_GIVEN PROBLEM_: Give the number of lines that include the word "username", nothing more.

_DATA EXTRACT_:

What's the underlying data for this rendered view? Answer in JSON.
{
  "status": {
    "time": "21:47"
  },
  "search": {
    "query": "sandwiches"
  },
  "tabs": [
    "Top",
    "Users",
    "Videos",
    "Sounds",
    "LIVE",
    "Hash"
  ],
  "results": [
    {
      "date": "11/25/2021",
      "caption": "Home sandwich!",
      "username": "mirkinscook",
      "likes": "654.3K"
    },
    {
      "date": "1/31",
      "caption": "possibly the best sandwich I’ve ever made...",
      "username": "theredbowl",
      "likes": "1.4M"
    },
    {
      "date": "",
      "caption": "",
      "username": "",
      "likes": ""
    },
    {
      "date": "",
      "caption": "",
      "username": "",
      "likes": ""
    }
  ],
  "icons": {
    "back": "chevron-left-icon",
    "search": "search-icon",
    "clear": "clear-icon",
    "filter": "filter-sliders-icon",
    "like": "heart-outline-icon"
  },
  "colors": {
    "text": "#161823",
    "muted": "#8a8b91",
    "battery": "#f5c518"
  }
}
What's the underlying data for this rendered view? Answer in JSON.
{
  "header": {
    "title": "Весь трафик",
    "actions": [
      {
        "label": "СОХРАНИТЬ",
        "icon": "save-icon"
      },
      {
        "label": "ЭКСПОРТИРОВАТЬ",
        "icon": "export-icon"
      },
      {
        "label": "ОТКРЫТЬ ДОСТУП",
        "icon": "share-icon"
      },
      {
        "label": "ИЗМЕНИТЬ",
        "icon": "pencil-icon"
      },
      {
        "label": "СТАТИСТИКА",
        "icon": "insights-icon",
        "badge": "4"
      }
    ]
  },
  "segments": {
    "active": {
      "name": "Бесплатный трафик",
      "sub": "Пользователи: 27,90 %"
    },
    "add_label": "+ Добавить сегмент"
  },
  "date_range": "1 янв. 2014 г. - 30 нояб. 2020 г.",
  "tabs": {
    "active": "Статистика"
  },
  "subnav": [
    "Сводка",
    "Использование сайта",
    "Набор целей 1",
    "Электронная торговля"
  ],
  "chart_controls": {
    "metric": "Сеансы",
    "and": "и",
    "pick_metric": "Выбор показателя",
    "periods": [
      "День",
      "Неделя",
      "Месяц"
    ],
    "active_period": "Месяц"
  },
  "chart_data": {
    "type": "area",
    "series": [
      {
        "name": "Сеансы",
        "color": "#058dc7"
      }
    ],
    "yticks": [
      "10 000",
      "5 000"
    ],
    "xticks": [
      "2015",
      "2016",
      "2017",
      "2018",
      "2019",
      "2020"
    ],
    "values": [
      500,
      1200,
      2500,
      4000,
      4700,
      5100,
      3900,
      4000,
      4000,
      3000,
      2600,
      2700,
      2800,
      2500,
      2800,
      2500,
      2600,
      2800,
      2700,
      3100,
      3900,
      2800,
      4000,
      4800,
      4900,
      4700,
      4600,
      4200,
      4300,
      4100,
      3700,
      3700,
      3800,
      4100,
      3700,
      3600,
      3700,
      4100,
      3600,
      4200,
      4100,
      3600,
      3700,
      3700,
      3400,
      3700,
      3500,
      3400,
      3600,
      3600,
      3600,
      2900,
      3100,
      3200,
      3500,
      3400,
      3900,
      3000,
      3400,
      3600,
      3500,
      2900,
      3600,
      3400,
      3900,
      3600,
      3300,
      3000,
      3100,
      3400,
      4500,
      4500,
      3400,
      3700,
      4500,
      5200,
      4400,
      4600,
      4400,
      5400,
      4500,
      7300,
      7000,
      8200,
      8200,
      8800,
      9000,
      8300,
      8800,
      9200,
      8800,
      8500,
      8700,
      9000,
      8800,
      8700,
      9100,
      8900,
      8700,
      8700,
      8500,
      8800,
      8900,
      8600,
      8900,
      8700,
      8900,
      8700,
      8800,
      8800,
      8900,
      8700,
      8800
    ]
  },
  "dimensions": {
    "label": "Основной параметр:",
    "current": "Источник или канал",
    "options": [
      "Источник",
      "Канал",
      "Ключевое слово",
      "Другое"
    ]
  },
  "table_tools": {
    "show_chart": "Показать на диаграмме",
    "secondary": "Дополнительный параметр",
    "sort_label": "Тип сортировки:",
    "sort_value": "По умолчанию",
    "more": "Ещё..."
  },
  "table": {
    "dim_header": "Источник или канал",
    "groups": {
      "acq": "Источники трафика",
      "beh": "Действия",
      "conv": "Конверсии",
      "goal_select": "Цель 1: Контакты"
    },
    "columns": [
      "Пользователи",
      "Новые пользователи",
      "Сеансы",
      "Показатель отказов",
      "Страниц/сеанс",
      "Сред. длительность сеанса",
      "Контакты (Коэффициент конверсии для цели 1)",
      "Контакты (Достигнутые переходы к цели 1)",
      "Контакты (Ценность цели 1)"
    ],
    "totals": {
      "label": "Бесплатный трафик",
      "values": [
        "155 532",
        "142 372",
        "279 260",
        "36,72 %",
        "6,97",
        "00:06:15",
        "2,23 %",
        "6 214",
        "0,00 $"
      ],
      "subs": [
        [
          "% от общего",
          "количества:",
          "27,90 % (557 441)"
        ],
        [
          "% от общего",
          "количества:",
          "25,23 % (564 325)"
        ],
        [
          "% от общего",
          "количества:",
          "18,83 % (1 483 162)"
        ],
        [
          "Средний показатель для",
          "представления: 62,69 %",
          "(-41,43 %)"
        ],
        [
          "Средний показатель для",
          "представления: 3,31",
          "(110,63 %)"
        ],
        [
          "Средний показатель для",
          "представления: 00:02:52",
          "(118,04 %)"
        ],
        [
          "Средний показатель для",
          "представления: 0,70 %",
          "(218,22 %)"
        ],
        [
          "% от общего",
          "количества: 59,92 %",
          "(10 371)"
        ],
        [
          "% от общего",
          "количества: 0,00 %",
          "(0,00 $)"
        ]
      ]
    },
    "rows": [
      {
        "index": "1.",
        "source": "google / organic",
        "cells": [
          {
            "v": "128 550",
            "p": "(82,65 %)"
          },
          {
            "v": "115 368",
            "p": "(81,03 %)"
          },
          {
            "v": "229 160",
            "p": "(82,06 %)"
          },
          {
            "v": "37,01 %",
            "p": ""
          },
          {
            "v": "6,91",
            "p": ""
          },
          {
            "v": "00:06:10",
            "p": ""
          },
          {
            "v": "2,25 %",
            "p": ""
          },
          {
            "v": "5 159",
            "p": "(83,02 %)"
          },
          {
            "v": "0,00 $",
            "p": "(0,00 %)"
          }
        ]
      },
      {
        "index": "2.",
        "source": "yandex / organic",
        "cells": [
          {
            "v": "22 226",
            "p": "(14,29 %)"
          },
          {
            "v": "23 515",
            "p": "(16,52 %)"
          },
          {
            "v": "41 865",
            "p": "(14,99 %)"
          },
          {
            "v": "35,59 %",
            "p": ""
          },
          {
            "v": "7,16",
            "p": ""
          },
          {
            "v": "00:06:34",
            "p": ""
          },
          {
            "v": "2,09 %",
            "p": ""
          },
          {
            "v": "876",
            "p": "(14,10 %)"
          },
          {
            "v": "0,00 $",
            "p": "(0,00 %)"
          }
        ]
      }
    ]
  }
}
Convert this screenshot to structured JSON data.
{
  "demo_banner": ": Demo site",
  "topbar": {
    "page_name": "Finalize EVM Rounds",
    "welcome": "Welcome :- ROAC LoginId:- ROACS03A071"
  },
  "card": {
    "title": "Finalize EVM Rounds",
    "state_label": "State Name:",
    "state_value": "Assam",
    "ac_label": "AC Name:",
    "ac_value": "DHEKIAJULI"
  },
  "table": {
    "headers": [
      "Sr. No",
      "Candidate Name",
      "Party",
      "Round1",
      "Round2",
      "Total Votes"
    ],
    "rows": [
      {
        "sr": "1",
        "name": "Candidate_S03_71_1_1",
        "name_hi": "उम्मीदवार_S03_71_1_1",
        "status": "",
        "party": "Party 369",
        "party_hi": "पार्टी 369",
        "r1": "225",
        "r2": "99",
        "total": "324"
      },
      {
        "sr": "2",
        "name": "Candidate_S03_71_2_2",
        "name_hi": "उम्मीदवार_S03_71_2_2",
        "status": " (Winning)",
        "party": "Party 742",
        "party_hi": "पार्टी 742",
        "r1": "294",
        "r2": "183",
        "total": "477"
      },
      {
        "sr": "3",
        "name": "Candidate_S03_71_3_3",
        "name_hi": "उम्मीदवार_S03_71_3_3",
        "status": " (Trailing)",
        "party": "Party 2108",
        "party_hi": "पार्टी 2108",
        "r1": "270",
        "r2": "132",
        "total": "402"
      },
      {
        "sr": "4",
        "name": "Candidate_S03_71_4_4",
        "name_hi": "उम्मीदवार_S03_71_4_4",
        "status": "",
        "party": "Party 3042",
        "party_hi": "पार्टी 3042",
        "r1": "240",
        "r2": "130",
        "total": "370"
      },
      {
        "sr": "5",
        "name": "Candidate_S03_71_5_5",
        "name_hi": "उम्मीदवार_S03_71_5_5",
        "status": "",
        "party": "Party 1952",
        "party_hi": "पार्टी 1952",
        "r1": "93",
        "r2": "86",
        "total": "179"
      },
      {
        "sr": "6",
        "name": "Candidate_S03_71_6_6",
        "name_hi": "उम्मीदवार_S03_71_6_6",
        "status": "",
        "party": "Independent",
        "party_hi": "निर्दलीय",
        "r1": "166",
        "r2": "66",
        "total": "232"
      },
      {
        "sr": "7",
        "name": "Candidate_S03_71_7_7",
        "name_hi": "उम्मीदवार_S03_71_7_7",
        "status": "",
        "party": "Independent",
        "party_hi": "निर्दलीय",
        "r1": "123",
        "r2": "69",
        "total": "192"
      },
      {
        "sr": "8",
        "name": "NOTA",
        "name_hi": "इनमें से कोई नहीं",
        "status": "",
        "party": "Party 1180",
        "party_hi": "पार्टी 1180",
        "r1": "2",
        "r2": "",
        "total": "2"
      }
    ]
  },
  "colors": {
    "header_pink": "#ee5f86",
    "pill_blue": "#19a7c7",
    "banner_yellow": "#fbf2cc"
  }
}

_WORKED SOLUTION_: 4